The air stream 59 of at least one ventilation device 57 can be directed in parallel to a plane of a thermoelectric device 70. But in the embodiment of FIG. 3 the air stream 59 of at least one ventilation device 57 is preferably perpendicularly directed to a plane of a thermoelectric device 70. But the ventilation device 57 has a turbine with an axis of rotation, which does not penetrate the thermoelectric device 70, but is shifted sideways. This improved the heat removal, as the direction of the air stream is unchanged after passing the heat discharger 55.

It may be useful for at least one temperature control device 20 to have at least one additional heating device 77. Such an additional heating device 77 can be or be provided e.g. with a printed plastic film heater, a ceramic PTC heater, metalized ceramic heater or a resistance wire. It may have the shape of a pipe, a chip or a Litz wire. The heater is preferably provided at or in contact with the thermal recharge device 73 at an area distant to its contact area with the thermoelectric device 70. In one preferred embodiment (FIG. 3), the additional heating device 77, the thermal recharge device 73 and the thermoelectric device 70 form a sandwich with the thermal recharge device 73 in the middle. In another preferred embodiment (FIG. 4), the additional heating device 77 is arranged within the thermal recharge device 73. Both allows efficient heating and cooling.

* [Task statement] Extend the passage about the thermoelectric temperature control device by writing what comes after its final sentence.

* [Data to examine]
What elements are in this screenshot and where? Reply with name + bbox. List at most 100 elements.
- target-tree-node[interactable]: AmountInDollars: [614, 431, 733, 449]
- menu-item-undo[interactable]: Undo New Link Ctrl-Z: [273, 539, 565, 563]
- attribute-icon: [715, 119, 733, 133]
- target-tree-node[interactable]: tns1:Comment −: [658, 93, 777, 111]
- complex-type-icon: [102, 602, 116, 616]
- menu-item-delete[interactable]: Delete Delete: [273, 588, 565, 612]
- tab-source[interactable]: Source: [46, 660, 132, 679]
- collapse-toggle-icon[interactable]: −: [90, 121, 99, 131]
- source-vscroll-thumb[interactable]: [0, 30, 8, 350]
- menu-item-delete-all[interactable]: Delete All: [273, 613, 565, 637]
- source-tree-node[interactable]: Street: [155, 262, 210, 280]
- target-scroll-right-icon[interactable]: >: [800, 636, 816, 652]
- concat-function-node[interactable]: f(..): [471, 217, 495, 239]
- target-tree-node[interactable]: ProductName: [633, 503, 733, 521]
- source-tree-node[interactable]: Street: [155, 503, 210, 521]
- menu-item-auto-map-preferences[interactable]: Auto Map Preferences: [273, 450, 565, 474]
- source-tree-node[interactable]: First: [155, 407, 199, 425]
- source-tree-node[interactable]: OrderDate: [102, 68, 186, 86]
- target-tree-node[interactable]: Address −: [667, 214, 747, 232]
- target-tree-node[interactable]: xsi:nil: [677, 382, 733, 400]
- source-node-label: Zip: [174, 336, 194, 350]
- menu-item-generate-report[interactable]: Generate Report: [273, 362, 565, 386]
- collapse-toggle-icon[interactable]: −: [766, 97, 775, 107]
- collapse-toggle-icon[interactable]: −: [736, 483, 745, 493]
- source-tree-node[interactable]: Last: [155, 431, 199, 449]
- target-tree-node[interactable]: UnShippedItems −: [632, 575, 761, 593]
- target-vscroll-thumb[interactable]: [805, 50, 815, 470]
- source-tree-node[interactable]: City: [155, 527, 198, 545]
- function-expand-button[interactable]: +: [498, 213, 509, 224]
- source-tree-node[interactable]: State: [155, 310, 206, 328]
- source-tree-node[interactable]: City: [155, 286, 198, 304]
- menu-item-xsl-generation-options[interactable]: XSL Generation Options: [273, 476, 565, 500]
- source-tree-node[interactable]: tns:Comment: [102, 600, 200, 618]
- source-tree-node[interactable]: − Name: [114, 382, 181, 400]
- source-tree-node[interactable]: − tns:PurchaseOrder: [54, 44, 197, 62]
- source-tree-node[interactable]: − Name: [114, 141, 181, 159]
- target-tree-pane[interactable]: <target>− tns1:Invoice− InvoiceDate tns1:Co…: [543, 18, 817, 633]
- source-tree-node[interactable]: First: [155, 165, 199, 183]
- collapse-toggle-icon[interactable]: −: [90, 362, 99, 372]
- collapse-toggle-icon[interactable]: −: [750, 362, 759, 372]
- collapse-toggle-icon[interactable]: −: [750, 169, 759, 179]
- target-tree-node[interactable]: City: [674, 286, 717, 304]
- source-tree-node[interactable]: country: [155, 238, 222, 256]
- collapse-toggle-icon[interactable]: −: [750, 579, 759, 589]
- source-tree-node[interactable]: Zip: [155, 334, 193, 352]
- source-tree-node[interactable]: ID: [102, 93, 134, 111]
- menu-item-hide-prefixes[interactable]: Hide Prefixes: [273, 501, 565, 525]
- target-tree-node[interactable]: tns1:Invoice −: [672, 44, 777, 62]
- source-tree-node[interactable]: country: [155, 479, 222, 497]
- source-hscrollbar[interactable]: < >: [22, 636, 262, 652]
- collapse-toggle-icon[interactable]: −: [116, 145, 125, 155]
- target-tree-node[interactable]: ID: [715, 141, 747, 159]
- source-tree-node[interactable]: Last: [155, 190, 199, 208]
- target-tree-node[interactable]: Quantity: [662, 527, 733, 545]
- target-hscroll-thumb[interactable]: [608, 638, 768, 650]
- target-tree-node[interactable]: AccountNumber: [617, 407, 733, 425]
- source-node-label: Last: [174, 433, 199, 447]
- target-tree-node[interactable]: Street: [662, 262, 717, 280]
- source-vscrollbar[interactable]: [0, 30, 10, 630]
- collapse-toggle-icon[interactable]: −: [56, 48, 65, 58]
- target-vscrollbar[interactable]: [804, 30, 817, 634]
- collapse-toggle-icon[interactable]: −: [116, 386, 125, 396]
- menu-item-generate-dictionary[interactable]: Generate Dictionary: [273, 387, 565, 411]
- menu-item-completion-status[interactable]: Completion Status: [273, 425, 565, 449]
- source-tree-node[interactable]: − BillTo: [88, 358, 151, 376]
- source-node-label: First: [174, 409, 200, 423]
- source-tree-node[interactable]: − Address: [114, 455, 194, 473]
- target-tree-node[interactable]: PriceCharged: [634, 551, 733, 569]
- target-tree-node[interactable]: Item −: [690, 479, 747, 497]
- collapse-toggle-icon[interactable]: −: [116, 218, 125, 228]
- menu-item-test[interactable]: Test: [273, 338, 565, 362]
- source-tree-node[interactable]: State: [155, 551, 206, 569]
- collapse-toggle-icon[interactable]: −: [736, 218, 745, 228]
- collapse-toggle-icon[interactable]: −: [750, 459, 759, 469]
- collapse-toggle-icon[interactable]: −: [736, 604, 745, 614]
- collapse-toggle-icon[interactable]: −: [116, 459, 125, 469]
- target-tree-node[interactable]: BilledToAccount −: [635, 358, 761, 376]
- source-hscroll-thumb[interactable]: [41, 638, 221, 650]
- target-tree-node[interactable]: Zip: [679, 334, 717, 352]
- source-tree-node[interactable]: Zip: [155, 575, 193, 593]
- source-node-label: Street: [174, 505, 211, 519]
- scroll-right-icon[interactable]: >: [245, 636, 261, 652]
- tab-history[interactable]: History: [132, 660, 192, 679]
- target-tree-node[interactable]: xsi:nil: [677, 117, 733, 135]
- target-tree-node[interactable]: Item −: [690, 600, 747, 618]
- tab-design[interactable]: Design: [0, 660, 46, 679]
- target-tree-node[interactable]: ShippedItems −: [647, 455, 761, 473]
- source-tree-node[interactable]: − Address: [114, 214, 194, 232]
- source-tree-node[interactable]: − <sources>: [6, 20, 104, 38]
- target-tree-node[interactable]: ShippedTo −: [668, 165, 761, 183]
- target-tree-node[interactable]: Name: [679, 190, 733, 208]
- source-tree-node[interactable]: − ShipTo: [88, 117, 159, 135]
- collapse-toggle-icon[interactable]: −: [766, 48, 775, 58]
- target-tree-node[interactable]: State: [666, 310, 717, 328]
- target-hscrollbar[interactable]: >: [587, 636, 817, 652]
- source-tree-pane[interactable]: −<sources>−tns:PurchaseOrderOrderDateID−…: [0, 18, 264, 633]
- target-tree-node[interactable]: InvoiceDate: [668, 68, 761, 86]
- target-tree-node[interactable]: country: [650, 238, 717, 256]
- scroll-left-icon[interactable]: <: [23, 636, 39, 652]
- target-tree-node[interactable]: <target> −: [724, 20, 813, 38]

* [Result of the exercise]
Preferably the temperature conditioning device 10 contains at least one user-sided heat exchange device 30. This shall refer to any device, which allows a heat exchange between a user and the temperature conditioning device 10.

At least one user-sided heat exchange device 30 is arranged at least partially close to a surface to be temperature controlled, e.g. between a padding 5 and a surface to be temperature controlled, preferably between a seat foam padding 8 and a seat cover 9, especially on an A-side facing a user. Preferably, at least one user-sided heat exchange device 30 extends essentially parallel to the surface to be temperature controlled.

In its most simple form the user-sided heat exchange device 30 is one or a multitude of tubes, which run along the surface in a wave-like or intermeshed pattern. Preferably such tubes are stabilized by one or more carriers of textile of film. This allows forming a heat exchange pad 35. This flat component can simplify the handling of the tubes.

Preferably, at least one heat exchange pad 35 is flat, flexible and hollow. Further, it is pressure resistant enough to ensure proper operation, even when loaded with the weight of a passenger. This ensures that fluid is guided in at least one direction along its plane, preferably in at least two directions over the surface to be temperature controlled.

Preferably a heat exchange pad 35 is provided with at least one layer to form at least one channel. Preferably a heat exchange pad 35 has at least two layers, which cover each other and are attached or sealed to each other, e.g. by RF welding. The two or more layers can be stuck or welded to form one or more channels. The pad or layer may be at least partly made of plastic, rubber, PP, PE, silicone, polyurethane, TPU compound cloth, plastic film or compounds of those materials.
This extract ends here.